__TASK GOAL__. Write out the entries again exactly as they are given.

== == ==

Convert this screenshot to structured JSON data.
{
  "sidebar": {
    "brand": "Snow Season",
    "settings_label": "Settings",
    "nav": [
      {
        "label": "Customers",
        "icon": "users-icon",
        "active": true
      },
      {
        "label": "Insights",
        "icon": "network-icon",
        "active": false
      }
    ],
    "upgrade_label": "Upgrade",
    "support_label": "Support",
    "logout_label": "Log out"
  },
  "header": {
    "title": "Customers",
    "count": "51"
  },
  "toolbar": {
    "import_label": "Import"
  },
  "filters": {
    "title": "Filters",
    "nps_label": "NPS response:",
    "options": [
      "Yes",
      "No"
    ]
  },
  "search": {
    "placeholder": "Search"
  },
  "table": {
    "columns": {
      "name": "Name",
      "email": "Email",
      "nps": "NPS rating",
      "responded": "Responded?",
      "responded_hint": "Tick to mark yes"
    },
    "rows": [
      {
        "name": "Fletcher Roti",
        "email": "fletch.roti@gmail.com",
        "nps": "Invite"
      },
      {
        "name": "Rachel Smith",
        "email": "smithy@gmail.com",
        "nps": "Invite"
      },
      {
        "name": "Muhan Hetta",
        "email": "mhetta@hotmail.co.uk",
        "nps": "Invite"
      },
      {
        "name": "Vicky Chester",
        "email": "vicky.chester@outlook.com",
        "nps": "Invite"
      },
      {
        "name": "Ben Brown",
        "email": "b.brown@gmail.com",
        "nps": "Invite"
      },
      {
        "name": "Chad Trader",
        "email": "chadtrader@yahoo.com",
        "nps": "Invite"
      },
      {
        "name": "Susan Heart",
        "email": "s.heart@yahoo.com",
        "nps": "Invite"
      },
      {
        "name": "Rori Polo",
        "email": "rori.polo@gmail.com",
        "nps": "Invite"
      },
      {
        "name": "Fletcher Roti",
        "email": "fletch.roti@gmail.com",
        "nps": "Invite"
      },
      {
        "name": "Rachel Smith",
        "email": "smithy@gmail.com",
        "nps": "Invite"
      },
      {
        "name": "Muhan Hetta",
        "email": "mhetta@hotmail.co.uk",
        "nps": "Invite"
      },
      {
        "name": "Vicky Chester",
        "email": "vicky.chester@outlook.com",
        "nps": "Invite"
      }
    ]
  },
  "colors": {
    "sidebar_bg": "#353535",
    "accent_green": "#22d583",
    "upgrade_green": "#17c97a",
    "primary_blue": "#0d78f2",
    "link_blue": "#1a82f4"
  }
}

== == ==

__SOLUTION__.
Convert this screenshot to structured JSON data.
{
  "sidebar": {
    "brand": "Snow Season",
    "settings_label": "Settings",
    "nav": [
      {
        "label": "Customers",
        "icon": "users-icon",
        "active": true
      },
      {
        "label": "Insights",
        "icon": "network-icon",
        "active": false
      }
    ],
    "upgrade_label": "Upgrade",
    "support_label": "Support",
    "logout_label": "Log out"
  },
  "header": {
    "title": "Customers",
    "count": "51"
  },
  "toolbar": {
    "import_label": "Import"
  },
  "filters": {
    "title": "Filters",
    "nps_label": "NPS response:",
    "options": [
      "Yes",
      "No"
    ]
  },
  "search": {
    "placeholder": "Search"
  },
  "table": {
    "columns": {
      "name": "Name",
      "email": "Email",
      "nps": "NPS rating",
      "responded": "Responded?",
      "responded_hint": "Tick to mark yes"
    },
    "rows": [
      {
        "name": "Fletcher Roti",
        "email": "fletch.roti@gmail.com",
        "nps": "Invite"
      },
      {
        "name": "Rachel Smith",
        "email": "smithy@gmail.com",
        "nps": "Invite"
      },
      {
        "name": "Muhan Hetta",
        "email": "mhetta@hotmail.co.uk",
        "nps": "Invite"
      },
      {
        "name": "Vicky Chester",
        "email": "vicky.chester@outlook.com",
        "nps": "Invite"
      },
      {
        "name": "Ben Brown",
        "email": "b.brown@gmail.com",
        "nps": "Invite"
      },
      {
        "name": "Chad Trader",
        "email": "chadtrader@yahoo.com",
        "nps": "Invite"
      },
      {
        "name": "Susan Heart",
        "email": "s.heart@yahoo.com",
        "nps": "Invite"
      },
      {
        "name": "Rori Polo",
        "email": "rori.polo@gmail.com",
        "nps": "Invite"
      },
      {
        "name": "Fletcher Roti",
        "email": "fletch.roti@gmail.com",
        "nps": "Invite"
      },
      {
        "name": "Rachel Smith",
        "email": "smithy@gmail.com",
        "nps": "Invite"
      },
      {
        "name": "Muhan Hetta",
        "email": "mhetta@hotmail.co.uk",
        "nps": "Invite"
      },
      {
        "name": "Vicky Chester",
        "email": "vicky.chester@outlook.com",
        "nps": "Invite"
      }
    ]
  },
  "colors": {
    "sidebar_bg": "#353535",
    "accent_green": "#22d583",
    "upgrade_green": "#17c97a",
    "primary_blue": "#0d78f2",
    "link_blue": "#1a82f4"
  }
}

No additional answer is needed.